• [Extracted entries]:
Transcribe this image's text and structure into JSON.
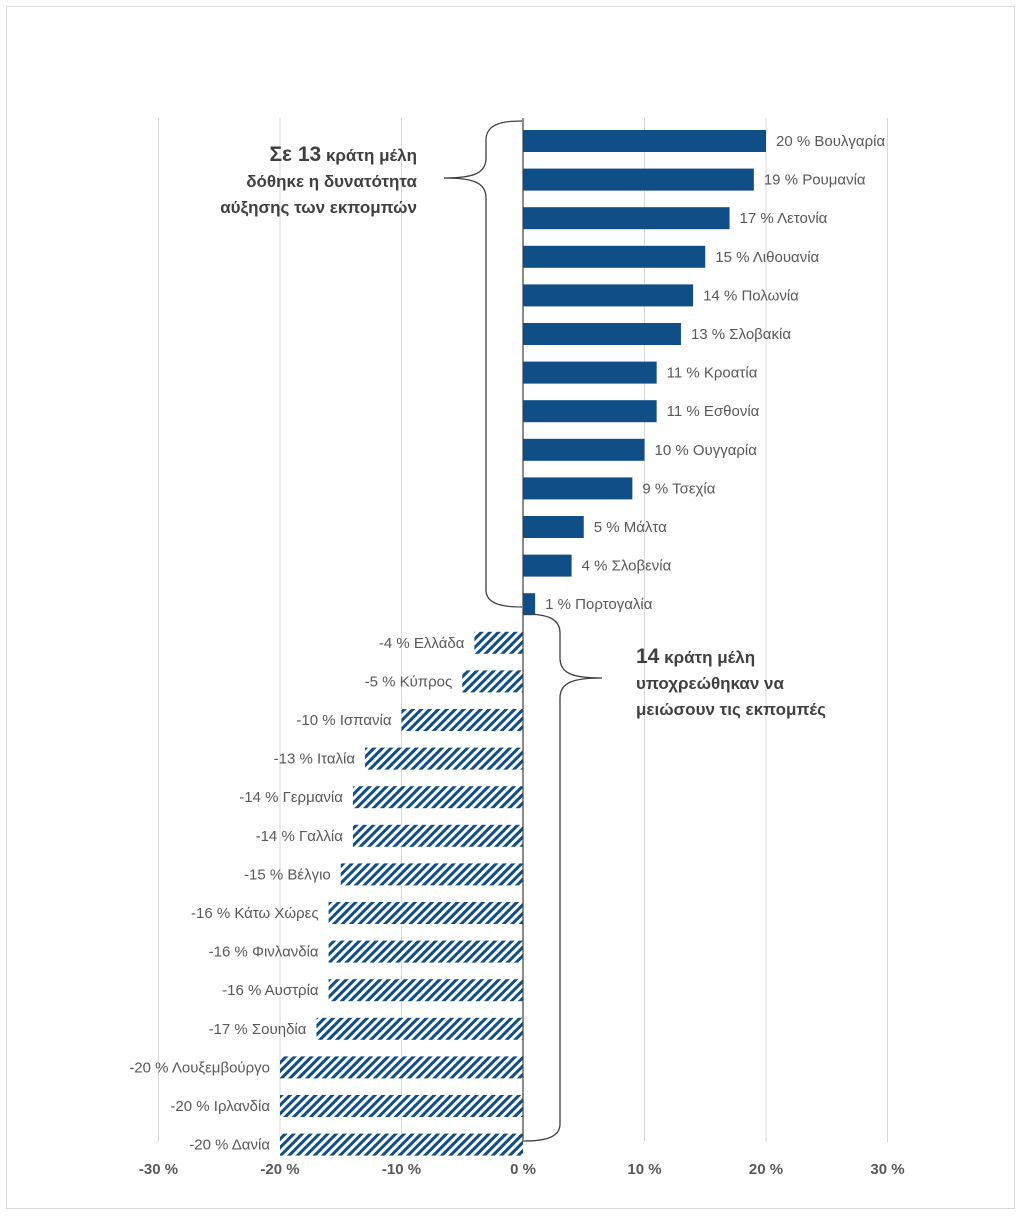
{
  "chart_data": {
    "type": "bar",
    "orientation": "horizontal",
    "unit": "%",
    "xlim": [
      -30,
      30
    ],
    "x_ticks": [
      "-30 %",
      "-20 %",
      "-10 %",
      "0 %",
      "10 %",
      "20 %",
      "30 %"
    ],
    "grid": true,
    "bars": [
      {
        "label": "20 % Βουλγαρία",
        "value": 20,
        "group": "increase"
      },
      {
        "label": "19 % Ρουμανία",
        "value": 19,
        "group": "increase"
      },
      {
        "label": "17 % Λετονία",
        "value": 17,
        "group": "increase"
      },
      {
        "label": "15 % Λιθουανία",
        "value": 15,
        "group": "increase"
      },
      {
        "label": "14 % Πολωνία",
        "value": 14,
        "group": "increase"
      },
      {
        "label": "13 % Σλοβακία",
        "value": 13,
        "group": "increase"
      },
      {
        "label": "11 % Κροατία",
        "value": 11,
        "group": "increase"
      },
      {
        "label": "11 % Εσθονία",
        "value": 11,
        "group": "increase"
      },
      {
        "label": "10 % Ουγγαρία",
        "value": 10,
        "group": "increase"
      },
      {
        "label": "9 % Τσεχία",
        "value": 9,
        "group": "increase"
      },
      {
        "label": "5 % Μάλτα",
        "value": 5,
        "group": "increase"
      },
      {
        "label": "4 % Σλοβενία",
        "value": 4,
        "group": "increase"
      },
      {
        "label": "1 % Πορτογαλία",
        "value": 1,
        "group": "increase"
      },
      {
        "label": "-4 % Ελλάδα",
        "value": -4,
        "group": "decrease"
      },
      {
        "label": "-5 % Κύπρος",
        "value": -5,
        "group": "decrease"
      },
      {
        "label": "-10 % Ισπανία",
        "value": -10,
        "group": "decrease"
      },
      {
        "label": "-13 % Ιταλία",
        "value": -13,
        "group": "decrease"
      },
      {
        "label": "-14 % Γερμανία",
        "value": -14,
        "group": "decrease"
      },
      {
        "label": "-14 % Γαλλία",
        "value": -14,
        "group": "decrease"
      },
      {
        "label": "-15 % Βέλγιο",
        "value": -15,
        "group": "decrease"
      },
      {
        "label": "-16 % Κάτω Χώρες",
        "value": -16,
        "group": "decrease"
      },
      {
        "label": "-16 % Φινλανδία",
        "value": -16,
        "group": "decrease"
      },
      {
        "label": "-16 % Αυστρία",
        "value": -16,
        "group": "decrease"
      },
      {
        "label": "-17 % Σουηδία",
        "value": -17,
        "group": "decrease"
      },
      {
        "label": "-20 % Λουξεμβούργο",
        "value": -20,
        "group": "decrease"
      },
      {
        "label": "-20 % Ιρλανδία",
        "value": -20,
        "group": "decrease"
      },
      {
        "label": "-20 % Δανία",
        "value": -20,
        "group": "decrease"
      }
    ],
    "annotations": {
      "increase": {
        "bold_number": "13",
        "prefix": "Σε ",
        "text": "κράτη μέλη",
        "lines": [
          "δόθηκε η δυνατότητα",
          "αύξησης των εκπομπών"
        ]
      },
      "decrease": {
        "bold_number": "14",
        "prefix": "",
        "text": "κράτη μέλη",
        "lines": [
          "υποχρεώθηκαν να",
          "μειώσουν τις εκπομπές"
        ]
      }
    },
    "colors": {
      "bar": "#0f4e86",
      "grid": "#d9d9d9",
      "axis": "#404040",
      "label": "#595959",
      "tick": "#595959"
    }
  }
}
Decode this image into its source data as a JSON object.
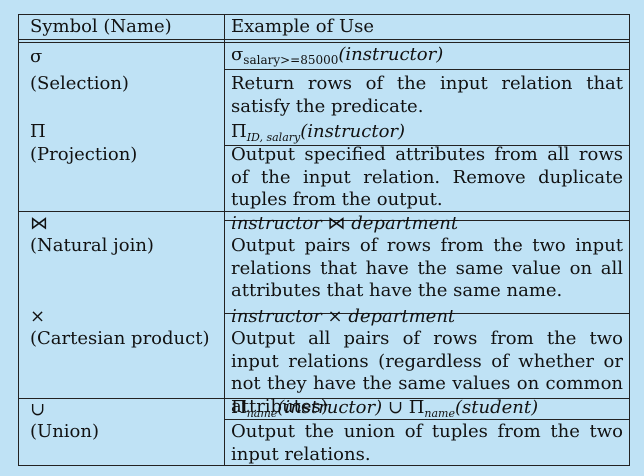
{
  "header": {
    "symbol_name": "Symbol (Name)",
    "example_of_use": "Example of Use"
  },
  "rows": [
    {
      "symbol": "σ",
      "name": "(Selection)",
      "example": {
        "op": "σ",
        "subscript": "salary>=85000",
        "arg": "(instructor)"
      },
      "description": "Return rows of the input relation that satisfy the predicate."
    },
    {
      "symbol": "Π",
      "name": "(Projection)",
      "example": {
        "op": "Π",
        "subscript": "ID, salary",
        "arg": "(instructor)"
      },
      "description": "Output specified attributes from all rows of the input relation. Remove duplicate tuples from the output."
    },
    {
      "symbol": "⋈",
      "name": "(Natural join)",
      "example": {
        "left": "instructor",
        "op": "⋈",
        "right": "department"
      },
      "description": "Output pairs of rows from the two input relations that have the same value on all attributes that have the same name."
    },
    {
      "symbol": "×",
      "name": "(Cartesian product)",
      "example": {
        "left": "instructor",
        "op": "×",
        "right": "department"
      },
      "description": "Output all pairs of rows from the two input relations (regardless of whether or not they have the same values on common attributes)"
    },
    {
      "symbol": "∪",
      "name": "(Union)",
      "example": {
        "op1": "Π",
        "sub1": "name",
        "arg1": "(instructor)",
        "union": "∪",
        "op2": "Π",
        "sub2": "name",
        "arg2": "(student)"
      },
      "description": "Output the union of tuples from the two input relations."
    }
  ]
}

• [Directions for this task]:
Extract every line of the data exactly; pictures stay out.

• [The completed task]:
Transcribe this image's text and structure into JSON.
{
  "chart_data": {
    "type": "bar",
    "orientation": "horizontal",
    "unit": "%",
    "xlim": [
      -30,
      30
    ],
    "x_ticks": [
      "-30 %",
      "-20 %",
      "-10 %",
      "0 %",
      "10 %",
      "20 %",
      "30 %"
    ],
    "grid": true,
    "bars": [
      {
        "label": "20 % Βουλγαρία",
        "value": 20,
        "group": "increase"
      },
      {
        "label": "19 % Ρουμανία",
        "value": 19,
        "group": "increase"
      },
      {
        "label": "17 % Λετονία",
        "value": 17,
        "group": "increase"
      },
      {
        "label": "15 % Λιθουανία",
        "value": 15,
        "group": "increase"
      },
      {
        "label": "14 % Πολωνία",
        "value": 14,
        "group": "increase"
      },
      {
        "label": "13 % Σλοβακία",
        "value": 13,
        "group": "increase"
      },
      {
        "label": "11 % Κροατία",
        "value": 11,
        "group": "increase"
      },
      {
        "label": "11 % Εσθονία",
        "value": 11,
        "group": "increase"
      },
      {
        "label": "10 % Ουγγαρία",
        "value": 10,
        "group": "increase"
      },
      {
        "label": "9 % Τσεχία",
        "value": 9,
        "group": "increase"
      },
      {
        "label": "5 % Μάλτα",
        "value": 5,
        "group": "increase"
      },
      {
        "label": "4 % Σλοβενία",
        "value": 4,
        "group": "increase"
      },
      {
        "label": "1 % Πορτογαλία",
        "value": 1,
        "group": "increase"
      },
      {
        "label": "-4 % Ελλάδα",
        "value": -4,
        "group": "decrease"
      },
      {
        "label": "-5 % Κύπρος",
        "value": -5,
        "group": "decrease"
      },
      {
        "label": "-10 % Ισπανία",
        "value": -10,
        "group": "decrease"
      },
      {
        "label": "-13 % Ιταλία",
        "value": -13,
        "group": "decrease"
      },
      {
        "label": "-14 % Γερμανία",
        "value": -14,
        "group": "decrease"
      },
      {
        "label": "-14 % Γαλλία",
        "value": -14,
        "group": "decrease"
      },
      {
        "label": "-15 % Βέλγιο",
        "value": -15,
        "group": "decrease"
      },
      {
        "label": "-16 % Κάτω Χώρες",
        "value": -16,
        "group": "decrease"
      },
      {
        "label": "-16 % Φινλανδία",
        "value": -16,
        "group": "decrease"
      },
      {
        "label": "-16 % Αυστρία",
        "value": -16,
        "group": "decrease"
      },
      {
        "label": "-17 % Σουηδία",
        "value": -17,
        "group": "decrease"
      },
      {
        "label": "-20 % Λουξεμβούργο",
        "value": -20,
        "group": "decrease"
      },
      {
        "label": "-20 % Ιρλανδία",
        "value": -20,
        "group": "decrease"
      },
      {
        "label": "-20 % Δανία",
        "value": -20,
        "group": "decrease"
      }
    ],
    "annotations": {
      "increase": {
        "bold_number": "13",
        "prefix": "Σε ",
        "text": "κράτη μέλη",
        "lines": [
          "δόθηκε η δυνατότητα",
          "αύξησης των εκπομπών"
        ]
      },
      "decrease": {
        "bold_number": "14",
        "prefix": "",
        "text": "κράτη μέλη",
        "lines": [
          "υποχρεώθηκαν να",
          "μειώσουν τις εκπομπές"
        ]
      }
    },
    "colors": {
      "bar": "#0f4e86",
      "grid": "#d9d9d9",
      "axis": "#404040",
      "label": "#595959",
      "tick": "#595959"
    }
  }
}
Decode this image into its source data as a JSON object.
{
  "header": {
    "symbol_name": "Symbol (Name)",
    "example_of_use": "Example of Use"
  },
  "rows": [
    {
      "symbol": "σ",
      "name": "(Selection)",
      "example": {
        "op": "σ",
        "subscript": "salary>=85000",
        "arg": "(instructor)"
      },
      "description": "Return rows of the input relation that satisfy the predicate."
    },
    {
      "symbol": "Π",
      "name": "(Projection)",
      "example": {
        "op": "Π",
        "subscript": "ID, salary",
        "arg": "(instructor)"
      },
      "description": "Output specified attributes from all rows of the input relation. Remove duplicate tuples from the output."
    },
    {
      "symbol": "⋈",
      "name": "(Natural join)",
      "example": {
        "left": "instructor",
        "op": "⋈",
        "right": "department"
      },
      "description": "Output pairs of rows from the two input relations that have the same value on all attributes that have the same name."
    },
    {
      "symbol": "×",
      "name": "(Cartesian product)",
      "example": {
        "left": "instructor",
        "op": "×",
        "right": "department"
      },
      "description": "Output all pairs of rows from the two input relations (regardless of whether or not they have the same values on common attributes)"
    },
    {
      "symbol": "∪",
      "name": "(Union)",
      "example": {
        "op1": "Π",
        "sub1": "name",
        "arg1": "(instructor)",
        "union": "∪",
        "op2": "Π",
        "sub2": "name",
        "arg2": "(student)"
      },
      "description": "Output the union of tuples from the two input relations."
    }
  ]
}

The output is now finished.